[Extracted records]
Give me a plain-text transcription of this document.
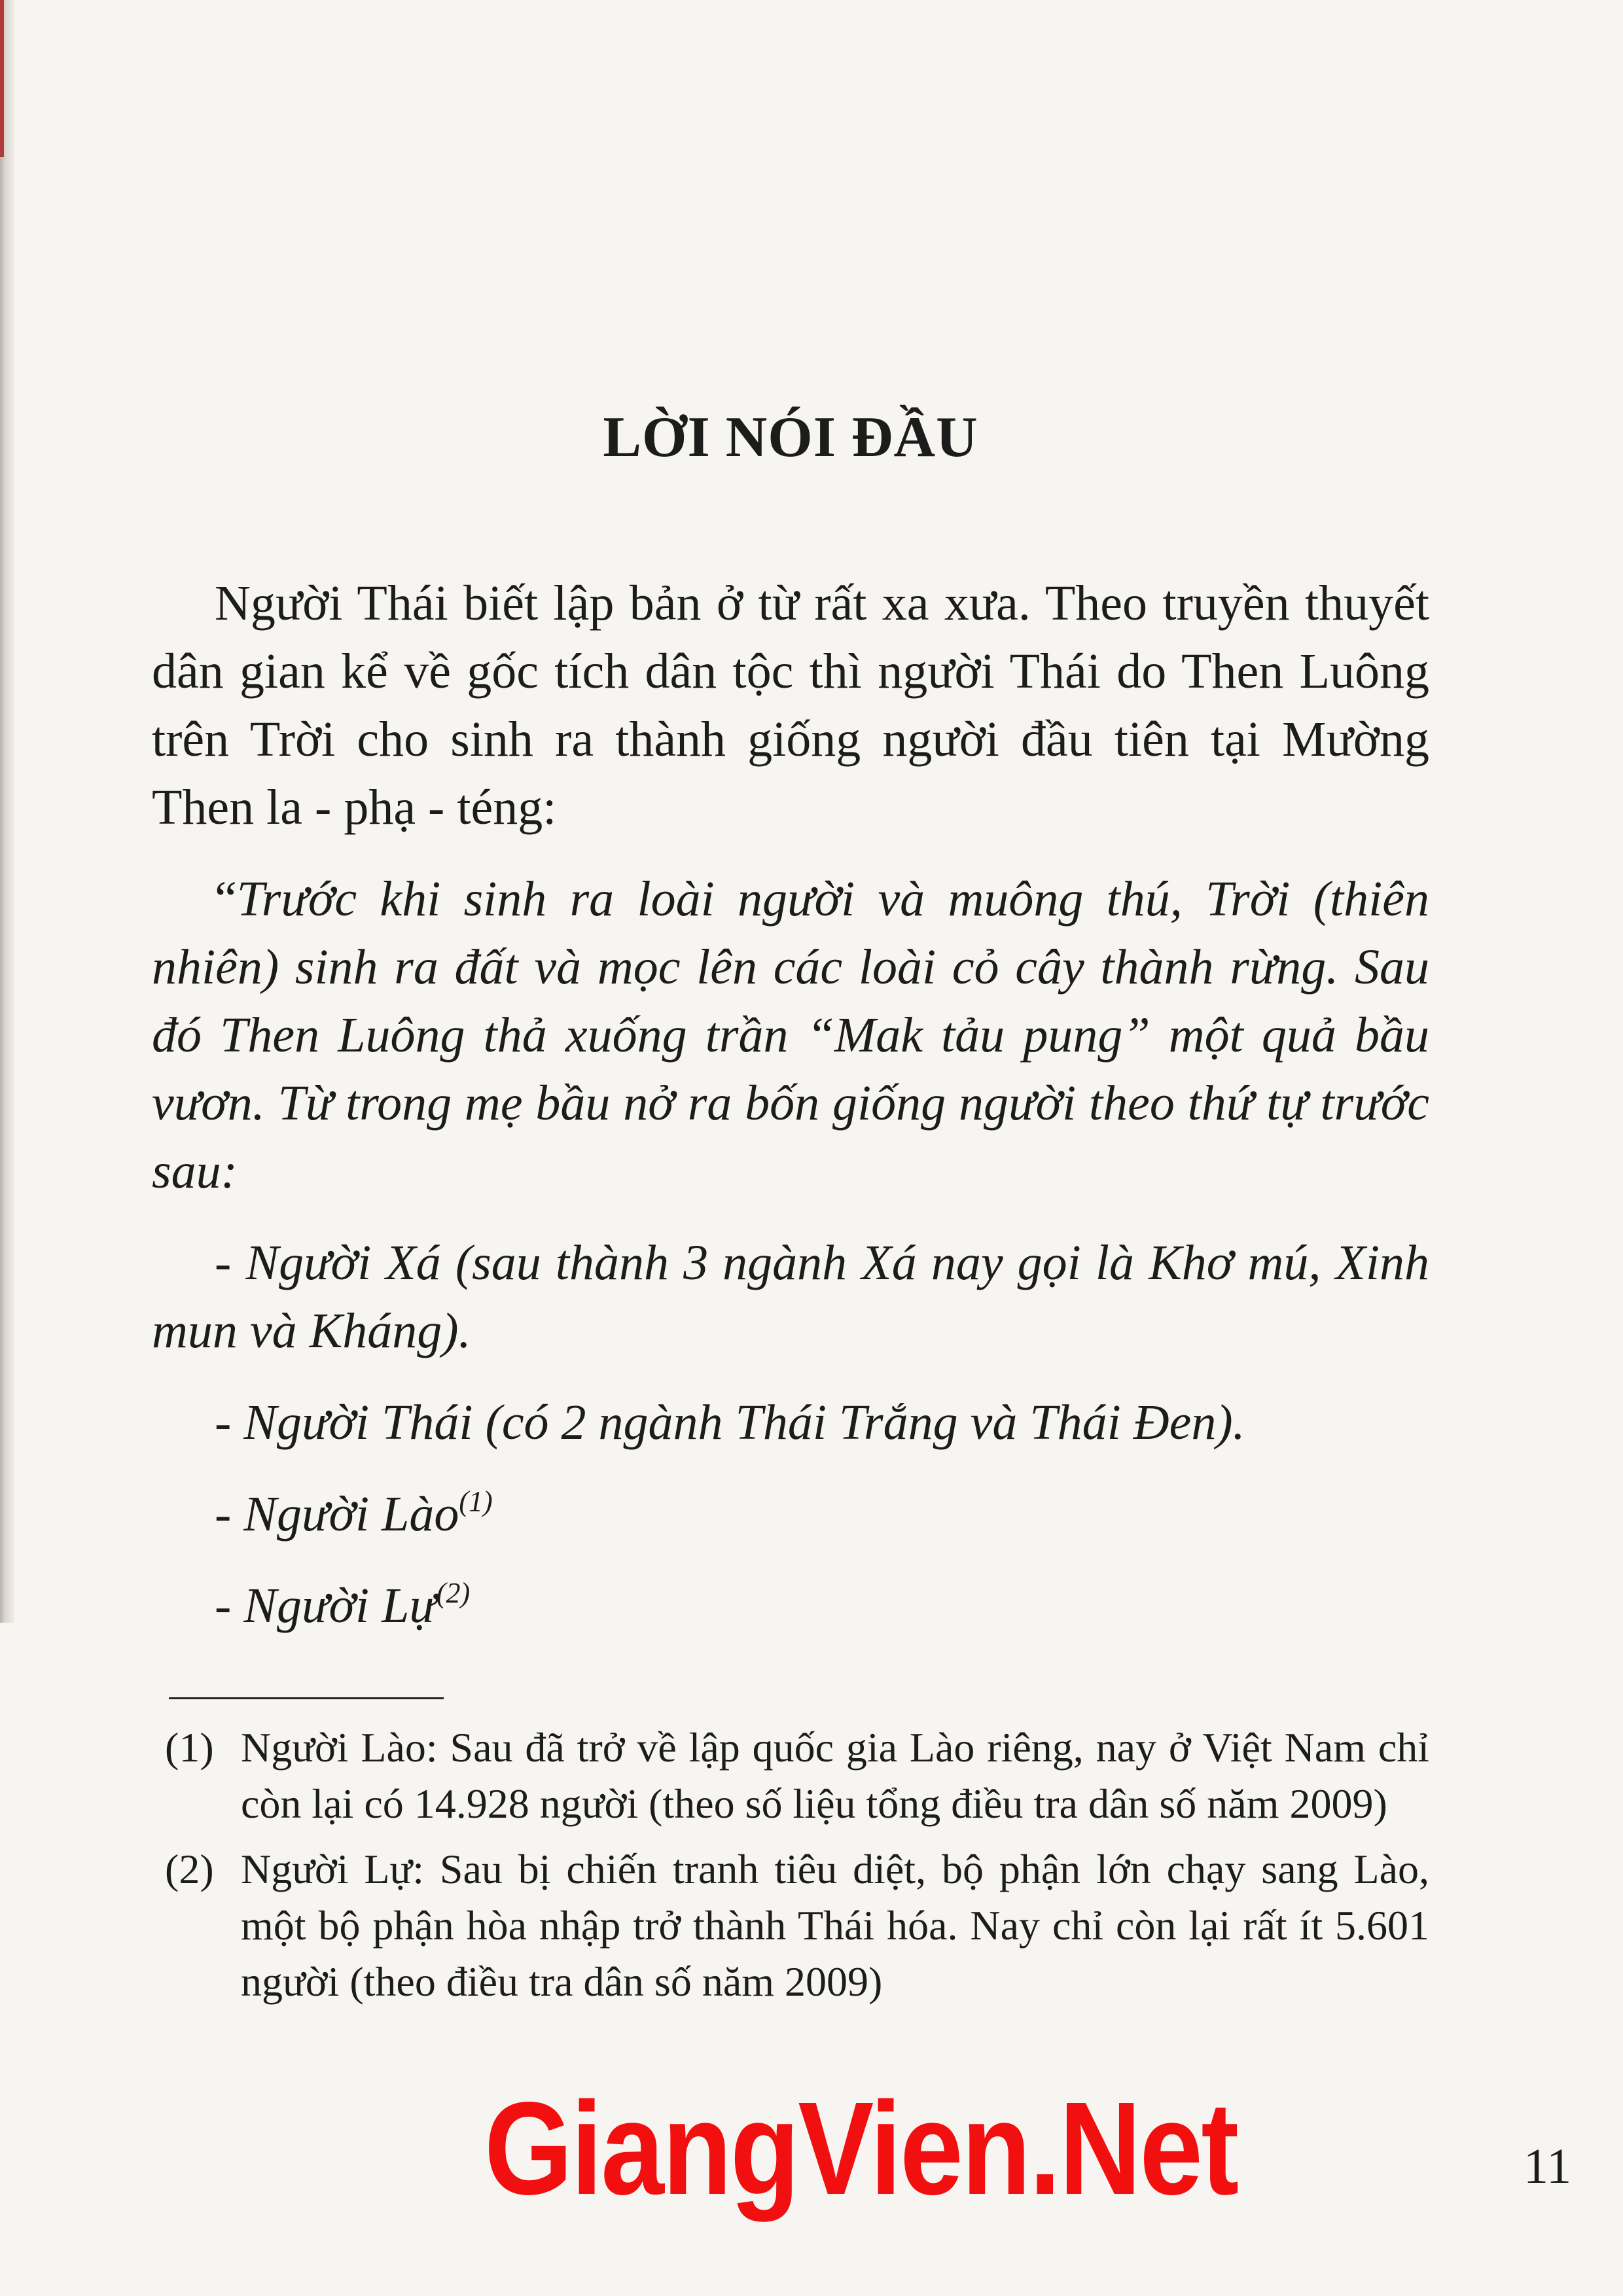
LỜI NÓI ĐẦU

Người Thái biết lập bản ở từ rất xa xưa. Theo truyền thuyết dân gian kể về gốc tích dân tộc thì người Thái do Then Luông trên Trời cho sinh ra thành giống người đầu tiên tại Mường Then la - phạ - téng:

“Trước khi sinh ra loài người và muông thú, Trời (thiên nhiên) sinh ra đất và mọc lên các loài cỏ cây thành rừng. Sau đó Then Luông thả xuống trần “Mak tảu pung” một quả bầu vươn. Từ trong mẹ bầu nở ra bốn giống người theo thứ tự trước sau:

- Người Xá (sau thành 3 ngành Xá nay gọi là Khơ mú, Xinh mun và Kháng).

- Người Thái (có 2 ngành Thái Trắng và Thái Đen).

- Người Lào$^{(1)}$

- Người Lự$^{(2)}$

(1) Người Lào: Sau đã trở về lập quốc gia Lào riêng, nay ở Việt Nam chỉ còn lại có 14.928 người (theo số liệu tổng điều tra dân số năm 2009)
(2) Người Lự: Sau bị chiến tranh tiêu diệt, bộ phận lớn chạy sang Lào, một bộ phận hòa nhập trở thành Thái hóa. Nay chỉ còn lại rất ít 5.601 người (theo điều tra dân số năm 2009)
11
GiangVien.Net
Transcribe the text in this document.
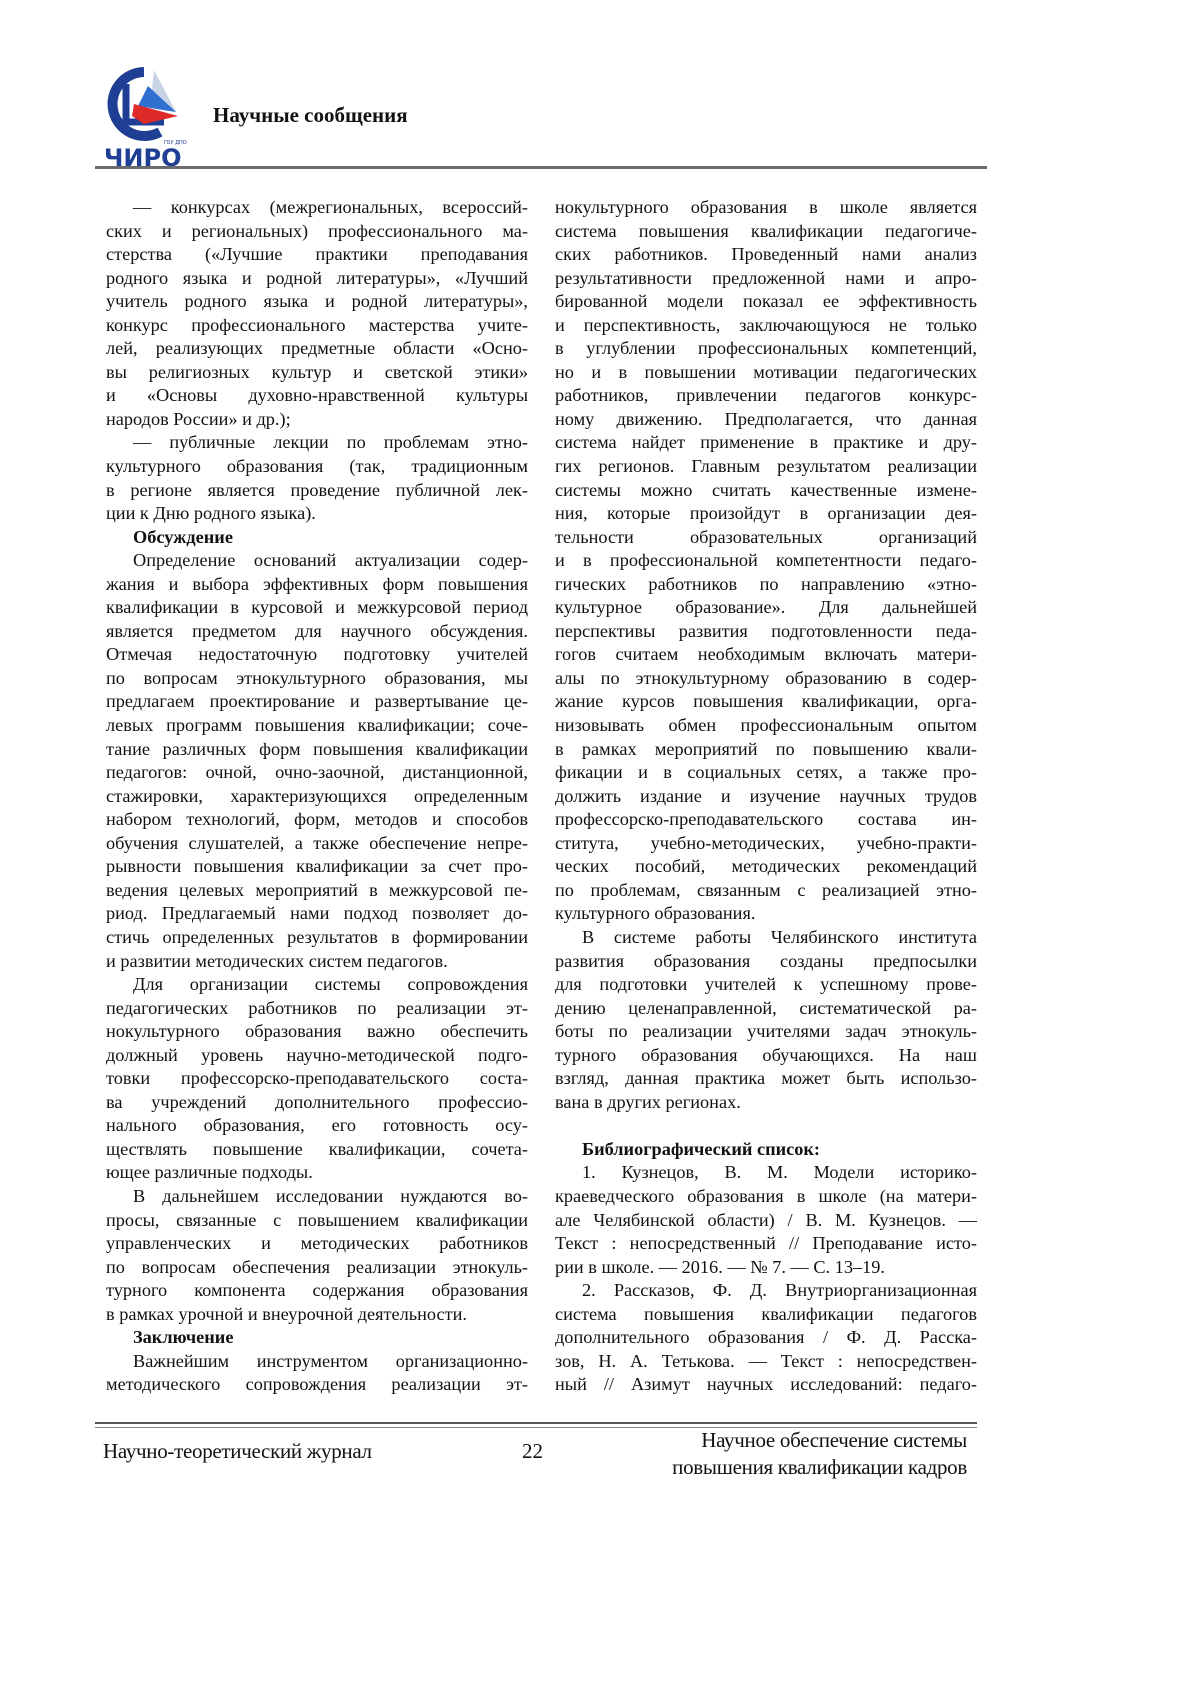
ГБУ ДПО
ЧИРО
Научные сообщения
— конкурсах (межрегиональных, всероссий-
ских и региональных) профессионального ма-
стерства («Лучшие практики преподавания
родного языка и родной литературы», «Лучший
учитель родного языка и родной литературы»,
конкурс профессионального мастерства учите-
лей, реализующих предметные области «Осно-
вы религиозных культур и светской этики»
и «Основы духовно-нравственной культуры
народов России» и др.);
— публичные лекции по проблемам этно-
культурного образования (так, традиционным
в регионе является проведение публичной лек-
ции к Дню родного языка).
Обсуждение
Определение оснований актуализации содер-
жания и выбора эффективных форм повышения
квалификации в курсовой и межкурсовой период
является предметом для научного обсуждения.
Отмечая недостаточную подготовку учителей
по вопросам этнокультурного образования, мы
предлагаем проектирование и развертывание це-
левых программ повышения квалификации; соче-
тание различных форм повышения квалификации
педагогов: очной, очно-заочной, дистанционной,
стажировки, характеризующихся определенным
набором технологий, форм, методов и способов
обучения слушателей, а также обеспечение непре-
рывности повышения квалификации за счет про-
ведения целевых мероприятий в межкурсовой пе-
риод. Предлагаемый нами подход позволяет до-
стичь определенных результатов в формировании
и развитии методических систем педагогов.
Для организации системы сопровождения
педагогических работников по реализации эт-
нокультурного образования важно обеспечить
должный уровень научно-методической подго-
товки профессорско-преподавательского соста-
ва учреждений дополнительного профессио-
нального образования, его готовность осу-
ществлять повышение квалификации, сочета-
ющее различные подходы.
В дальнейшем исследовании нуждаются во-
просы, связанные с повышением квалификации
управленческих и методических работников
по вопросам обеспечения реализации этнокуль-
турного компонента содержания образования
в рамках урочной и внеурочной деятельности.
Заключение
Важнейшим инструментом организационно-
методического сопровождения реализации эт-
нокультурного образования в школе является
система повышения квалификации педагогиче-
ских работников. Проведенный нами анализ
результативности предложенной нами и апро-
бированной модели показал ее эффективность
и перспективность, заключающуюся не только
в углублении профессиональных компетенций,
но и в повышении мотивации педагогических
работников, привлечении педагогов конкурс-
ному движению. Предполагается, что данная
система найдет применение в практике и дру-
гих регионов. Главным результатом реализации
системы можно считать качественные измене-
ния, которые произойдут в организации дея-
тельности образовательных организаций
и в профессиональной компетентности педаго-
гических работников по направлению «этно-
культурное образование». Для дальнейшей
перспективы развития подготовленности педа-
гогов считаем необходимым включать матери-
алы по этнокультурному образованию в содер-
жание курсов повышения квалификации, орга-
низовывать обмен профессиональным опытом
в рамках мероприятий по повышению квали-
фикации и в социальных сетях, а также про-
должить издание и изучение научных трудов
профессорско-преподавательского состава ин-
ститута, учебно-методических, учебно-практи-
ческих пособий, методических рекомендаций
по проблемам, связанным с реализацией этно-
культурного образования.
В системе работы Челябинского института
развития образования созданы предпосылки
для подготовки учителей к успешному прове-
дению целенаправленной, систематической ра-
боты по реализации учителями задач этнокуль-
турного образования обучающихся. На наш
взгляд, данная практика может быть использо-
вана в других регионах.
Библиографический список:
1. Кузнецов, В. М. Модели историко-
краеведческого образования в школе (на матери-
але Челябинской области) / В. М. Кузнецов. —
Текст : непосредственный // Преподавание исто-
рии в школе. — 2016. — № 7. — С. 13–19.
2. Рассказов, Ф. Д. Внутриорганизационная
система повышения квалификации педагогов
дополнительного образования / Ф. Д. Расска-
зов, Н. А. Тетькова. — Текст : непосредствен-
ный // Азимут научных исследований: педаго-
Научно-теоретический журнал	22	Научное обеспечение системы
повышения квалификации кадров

## What is being asked
Take every line from the data that contains the word "области".

## Solution for this exercise
лей, реализующих предметные области «Осно-
але Челябинской области) / В. М. Кузнецов. —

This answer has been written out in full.